-- start --

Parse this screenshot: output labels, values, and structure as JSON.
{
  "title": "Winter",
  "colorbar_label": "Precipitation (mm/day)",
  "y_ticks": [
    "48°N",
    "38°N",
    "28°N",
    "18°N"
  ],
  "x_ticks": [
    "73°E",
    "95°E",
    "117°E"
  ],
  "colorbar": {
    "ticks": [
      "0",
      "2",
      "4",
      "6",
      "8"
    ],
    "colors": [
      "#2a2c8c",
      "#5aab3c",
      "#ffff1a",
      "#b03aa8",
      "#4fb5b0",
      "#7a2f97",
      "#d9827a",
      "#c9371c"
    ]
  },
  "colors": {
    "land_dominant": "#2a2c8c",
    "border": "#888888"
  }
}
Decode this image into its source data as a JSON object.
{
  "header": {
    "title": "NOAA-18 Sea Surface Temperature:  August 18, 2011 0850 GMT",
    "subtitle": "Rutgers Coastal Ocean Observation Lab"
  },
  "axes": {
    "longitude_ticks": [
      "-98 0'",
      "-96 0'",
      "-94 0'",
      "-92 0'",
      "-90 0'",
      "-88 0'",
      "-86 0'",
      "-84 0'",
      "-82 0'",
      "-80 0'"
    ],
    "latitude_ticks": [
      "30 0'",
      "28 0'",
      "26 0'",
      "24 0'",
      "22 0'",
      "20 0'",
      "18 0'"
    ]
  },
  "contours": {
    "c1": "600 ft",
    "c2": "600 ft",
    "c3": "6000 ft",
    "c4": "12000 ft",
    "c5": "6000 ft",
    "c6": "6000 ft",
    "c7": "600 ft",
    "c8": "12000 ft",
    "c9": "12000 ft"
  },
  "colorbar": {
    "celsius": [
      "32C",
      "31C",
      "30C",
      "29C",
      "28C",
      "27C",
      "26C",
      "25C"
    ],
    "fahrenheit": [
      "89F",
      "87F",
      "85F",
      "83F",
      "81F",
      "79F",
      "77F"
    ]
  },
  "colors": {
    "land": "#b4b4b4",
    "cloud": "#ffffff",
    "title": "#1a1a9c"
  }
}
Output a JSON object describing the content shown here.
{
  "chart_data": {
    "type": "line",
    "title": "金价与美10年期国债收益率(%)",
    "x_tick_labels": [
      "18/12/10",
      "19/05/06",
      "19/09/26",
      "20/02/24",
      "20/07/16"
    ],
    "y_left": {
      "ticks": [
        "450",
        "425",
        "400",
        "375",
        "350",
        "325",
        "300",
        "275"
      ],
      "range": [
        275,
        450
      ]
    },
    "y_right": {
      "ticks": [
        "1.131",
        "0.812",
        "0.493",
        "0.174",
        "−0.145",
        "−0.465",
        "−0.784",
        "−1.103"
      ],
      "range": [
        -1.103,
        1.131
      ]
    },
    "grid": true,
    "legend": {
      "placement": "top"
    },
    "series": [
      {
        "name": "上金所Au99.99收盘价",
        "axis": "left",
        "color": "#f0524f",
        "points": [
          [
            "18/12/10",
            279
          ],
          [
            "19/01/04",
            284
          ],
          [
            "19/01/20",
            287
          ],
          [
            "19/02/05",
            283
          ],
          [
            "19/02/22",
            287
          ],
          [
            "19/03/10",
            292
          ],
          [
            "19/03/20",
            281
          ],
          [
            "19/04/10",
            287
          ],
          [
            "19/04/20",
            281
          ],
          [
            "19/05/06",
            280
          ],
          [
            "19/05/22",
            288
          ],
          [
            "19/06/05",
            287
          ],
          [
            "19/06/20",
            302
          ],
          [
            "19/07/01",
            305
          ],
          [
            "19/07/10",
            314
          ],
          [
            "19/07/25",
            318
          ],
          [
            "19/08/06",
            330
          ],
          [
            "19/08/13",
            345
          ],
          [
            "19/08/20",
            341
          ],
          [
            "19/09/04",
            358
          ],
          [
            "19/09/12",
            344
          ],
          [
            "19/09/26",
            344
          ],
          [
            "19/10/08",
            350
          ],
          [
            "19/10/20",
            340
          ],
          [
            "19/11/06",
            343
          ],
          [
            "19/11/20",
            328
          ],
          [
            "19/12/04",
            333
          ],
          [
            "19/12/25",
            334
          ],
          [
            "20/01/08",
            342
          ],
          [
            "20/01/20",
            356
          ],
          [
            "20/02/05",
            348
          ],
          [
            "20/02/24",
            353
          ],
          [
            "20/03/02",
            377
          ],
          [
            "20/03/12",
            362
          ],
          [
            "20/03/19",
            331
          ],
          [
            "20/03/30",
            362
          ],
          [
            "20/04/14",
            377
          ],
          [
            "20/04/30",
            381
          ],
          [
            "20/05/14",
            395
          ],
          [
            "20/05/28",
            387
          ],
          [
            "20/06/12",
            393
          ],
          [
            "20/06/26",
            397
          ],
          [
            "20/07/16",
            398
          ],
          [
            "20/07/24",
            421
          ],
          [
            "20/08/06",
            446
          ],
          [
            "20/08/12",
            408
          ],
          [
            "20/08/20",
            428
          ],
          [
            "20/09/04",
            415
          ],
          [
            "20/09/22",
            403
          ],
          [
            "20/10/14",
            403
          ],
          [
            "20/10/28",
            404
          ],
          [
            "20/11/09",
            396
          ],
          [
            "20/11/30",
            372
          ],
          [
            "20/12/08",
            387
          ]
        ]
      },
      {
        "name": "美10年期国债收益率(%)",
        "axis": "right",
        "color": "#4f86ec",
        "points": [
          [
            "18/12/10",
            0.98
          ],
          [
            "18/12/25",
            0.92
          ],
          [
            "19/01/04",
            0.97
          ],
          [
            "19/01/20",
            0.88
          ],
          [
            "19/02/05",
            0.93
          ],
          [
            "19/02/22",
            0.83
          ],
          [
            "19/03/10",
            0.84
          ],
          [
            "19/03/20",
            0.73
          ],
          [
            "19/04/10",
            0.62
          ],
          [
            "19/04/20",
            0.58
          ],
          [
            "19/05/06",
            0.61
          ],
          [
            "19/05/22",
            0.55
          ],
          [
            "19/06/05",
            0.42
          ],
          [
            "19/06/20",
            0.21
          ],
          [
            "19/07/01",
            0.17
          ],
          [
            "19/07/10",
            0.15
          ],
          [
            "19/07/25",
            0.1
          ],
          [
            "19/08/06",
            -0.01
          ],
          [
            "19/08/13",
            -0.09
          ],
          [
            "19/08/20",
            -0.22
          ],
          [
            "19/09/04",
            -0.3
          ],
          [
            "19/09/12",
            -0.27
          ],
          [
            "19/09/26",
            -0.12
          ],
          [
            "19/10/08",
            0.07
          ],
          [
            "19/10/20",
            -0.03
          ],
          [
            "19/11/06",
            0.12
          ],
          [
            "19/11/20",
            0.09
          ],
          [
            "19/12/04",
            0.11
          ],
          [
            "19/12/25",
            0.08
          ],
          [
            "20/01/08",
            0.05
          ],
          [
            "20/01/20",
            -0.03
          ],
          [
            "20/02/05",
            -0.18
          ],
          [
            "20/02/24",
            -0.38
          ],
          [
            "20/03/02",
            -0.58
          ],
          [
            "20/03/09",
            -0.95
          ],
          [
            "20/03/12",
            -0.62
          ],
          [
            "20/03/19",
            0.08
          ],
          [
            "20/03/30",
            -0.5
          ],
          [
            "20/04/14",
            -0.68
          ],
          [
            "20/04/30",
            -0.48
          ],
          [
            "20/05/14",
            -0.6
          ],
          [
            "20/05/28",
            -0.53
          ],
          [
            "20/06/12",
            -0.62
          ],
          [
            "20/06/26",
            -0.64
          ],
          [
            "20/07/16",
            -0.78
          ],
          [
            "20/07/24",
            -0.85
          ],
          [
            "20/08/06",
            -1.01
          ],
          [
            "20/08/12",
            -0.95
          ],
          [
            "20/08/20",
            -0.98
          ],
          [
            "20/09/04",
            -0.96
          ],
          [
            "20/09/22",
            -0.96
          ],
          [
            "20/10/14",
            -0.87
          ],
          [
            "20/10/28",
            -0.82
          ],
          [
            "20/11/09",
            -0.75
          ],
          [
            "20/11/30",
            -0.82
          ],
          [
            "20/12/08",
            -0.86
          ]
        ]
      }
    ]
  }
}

-- end --

#### Your task:
Tally the lines in the records above that contain the word "object", and give only that number.

#### Worked answer:
2